[BEGIN]
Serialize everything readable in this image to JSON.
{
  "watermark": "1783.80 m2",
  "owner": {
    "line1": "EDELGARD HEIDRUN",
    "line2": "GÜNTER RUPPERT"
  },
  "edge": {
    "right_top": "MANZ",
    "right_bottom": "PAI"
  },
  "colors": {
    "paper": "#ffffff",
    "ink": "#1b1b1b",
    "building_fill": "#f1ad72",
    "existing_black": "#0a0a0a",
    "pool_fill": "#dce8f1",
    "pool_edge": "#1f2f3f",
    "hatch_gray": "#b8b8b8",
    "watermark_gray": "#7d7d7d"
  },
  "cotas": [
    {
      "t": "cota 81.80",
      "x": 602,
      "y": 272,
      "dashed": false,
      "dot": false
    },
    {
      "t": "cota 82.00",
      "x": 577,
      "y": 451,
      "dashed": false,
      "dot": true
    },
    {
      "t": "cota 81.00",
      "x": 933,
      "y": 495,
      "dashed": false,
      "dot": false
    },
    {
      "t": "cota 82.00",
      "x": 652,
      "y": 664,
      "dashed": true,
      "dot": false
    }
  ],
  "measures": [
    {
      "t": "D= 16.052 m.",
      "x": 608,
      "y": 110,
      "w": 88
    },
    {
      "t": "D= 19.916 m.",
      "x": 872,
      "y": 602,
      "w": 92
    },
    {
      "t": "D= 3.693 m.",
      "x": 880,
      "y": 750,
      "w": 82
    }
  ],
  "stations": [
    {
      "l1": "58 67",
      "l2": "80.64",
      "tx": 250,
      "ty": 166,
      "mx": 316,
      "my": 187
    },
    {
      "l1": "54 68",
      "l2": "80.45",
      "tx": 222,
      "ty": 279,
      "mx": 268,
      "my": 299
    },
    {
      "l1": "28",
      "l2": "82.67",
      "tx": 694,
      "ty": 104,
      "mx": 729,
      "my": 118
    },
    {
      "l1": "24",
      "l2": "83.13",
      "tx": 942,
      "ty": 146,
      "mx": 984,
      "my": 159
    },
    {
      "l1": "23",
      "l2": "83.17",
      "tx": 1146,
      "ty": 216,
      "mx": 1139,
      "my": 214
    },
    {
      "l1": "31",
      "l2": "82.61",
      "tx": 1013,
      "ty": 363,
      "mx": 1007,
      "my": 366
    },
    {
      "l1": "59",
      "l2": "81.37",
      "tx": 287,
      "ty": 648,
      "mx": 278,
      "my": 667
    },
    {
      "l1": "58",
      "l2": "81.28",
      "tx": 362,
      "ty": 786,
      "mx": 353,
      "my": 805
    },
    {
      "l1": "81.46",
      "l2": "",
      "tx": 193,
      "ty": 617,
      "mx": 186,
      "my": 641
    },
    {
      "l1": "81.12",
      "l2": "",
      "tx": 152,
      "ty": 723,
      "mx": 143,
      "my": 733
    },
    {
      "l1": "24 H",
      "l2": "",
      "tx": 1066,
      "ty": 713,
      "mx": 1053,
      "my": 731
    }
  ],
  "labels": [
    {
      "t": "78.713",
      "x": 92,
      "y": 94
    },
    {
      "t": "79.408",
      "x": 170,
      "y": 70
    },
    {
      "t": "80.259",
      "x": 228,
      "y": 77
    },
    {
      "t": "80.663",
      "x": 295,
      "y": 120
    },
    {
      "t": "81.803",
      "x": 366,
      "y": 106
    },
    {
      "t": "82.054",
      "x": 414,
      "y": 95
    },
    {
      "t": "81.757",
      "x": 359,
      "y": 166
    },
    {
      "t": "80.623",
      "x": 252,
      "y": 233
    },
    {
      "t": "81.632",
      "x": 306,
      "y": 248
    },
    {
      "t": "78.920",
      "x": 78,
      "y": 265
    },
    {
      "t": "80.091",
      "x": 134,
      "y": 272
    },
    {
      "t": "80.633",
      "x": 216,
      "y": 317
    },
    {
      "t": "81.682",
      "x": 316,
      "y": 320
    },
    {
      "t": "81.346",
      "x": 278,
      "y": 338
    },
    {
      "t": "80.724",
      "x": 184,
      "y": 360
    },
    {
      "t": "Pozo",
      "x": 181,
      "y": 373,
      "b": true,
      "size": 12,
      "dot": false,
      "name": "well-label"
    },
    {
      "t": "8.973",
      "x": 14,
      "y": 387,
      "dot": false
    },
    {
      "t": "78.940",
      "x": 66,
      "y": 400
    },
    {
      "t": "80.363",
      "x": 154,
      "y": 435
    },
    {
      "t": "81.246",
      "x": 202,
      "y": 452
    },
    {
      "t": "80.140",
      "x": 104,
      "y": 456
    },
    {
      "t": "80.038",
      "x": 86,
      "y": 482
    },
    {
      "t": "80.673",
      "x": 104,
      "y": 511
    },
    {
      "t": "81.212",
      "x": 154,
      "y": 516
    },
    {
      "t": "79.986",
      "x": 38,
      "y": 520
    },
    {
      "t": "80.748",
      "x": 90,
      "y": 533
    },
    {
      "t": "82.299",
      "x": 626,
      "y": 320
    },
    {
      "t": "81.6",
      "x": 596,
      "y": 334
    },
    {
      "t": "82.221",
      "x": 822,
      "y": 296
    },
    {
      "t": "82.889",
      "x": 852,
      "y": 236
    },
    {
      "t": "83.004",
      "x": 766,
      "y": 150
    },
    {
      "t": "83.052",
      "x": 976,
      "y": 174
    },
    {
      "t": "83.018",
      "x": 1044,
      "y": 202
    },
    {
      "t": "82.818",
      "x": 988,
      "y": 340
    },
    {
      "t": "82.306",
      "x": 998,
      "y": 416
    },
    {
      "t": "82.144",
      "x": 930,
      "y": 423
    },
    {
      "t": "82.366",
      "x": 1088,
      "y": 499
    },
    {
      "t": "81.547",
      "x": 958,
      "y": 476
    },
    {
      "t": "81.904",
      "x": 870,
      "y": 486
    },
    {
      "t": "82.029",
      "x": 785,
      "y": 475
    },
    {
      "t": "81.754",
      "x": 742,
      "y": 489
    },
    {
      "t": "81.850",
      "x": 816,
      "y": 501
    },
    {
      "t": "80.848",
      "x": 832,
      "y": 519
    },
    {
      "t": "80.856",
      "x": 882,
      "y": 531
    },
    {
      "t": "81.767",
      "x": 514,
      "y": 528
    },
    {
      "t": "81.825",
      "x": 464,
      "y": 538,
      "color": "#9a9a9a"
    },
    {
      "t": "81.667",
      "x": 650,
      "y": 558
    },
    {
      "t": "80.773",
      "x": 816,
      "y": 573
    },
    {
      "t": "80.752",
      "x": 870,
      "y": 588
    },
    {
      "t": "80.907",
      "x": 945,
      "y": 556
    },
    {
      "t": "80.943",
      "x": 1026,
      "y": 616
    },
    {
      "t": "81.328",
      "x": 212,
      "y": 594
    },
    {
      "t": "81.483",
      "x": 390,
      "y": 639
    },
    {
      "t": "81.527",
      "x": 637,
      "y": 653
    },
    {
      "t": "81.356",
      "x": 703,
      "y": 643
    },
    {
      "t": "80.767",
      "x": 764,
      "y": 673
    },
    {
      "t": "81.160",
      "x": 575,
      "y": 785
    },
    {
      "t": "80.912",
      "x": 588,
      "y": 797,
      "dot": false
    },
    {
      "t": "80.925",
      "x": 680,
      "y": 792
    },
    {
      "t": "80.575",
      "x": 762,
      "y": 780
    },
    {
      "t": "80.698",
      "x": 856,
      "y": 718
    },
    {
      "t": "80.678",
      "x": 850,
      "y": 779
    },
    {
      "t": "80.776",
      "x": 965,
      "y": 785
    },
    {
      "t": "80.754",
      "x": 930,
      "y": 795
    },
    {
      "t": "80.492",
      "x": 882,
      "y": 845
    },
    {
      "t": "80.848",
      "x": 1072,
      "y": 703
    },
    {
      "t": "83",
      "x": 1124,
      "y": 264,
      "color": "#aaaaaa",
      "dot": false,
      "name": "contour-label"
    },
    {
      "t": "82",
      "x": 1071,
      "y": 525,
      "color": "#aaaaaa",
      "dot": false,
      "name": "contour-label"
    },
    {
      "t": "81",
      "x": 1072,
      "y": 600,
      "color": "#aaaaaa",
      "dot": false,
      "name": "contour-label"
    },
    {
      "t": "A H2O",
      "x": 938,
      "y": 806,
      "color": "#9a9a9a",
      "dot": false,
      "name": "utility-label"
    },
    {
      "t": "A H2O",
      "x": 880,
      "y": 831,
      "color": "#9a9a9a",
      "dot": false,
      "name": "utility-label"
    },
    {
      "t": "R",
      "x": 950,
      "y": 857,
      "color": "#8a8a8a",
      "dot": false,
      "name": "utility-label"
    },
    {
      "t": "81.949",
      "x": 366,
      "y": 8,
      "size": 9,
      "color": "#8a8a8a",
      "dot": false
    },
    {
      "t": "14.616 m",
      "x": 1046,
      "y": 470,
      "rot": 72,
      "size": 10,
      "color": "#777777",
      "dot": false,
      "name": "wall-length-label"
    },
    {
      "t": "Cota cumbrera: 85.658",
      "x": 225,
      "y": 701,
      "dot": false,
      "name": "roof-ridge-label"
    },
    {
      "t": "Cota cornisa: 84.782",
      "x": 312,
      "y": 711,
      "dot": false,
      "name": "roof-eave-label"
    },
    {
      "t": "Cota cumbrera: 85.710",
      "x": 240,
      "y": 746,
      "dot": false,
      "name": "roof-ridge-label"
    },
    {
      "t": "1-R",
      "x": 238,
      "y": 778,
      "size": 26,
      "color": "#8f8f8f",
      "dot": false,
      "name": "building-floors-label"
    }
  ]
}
[END]
== Objective ==
How many of the lines above hold "cumbrera"? Answer with only the number.

== Exercise solution ==
2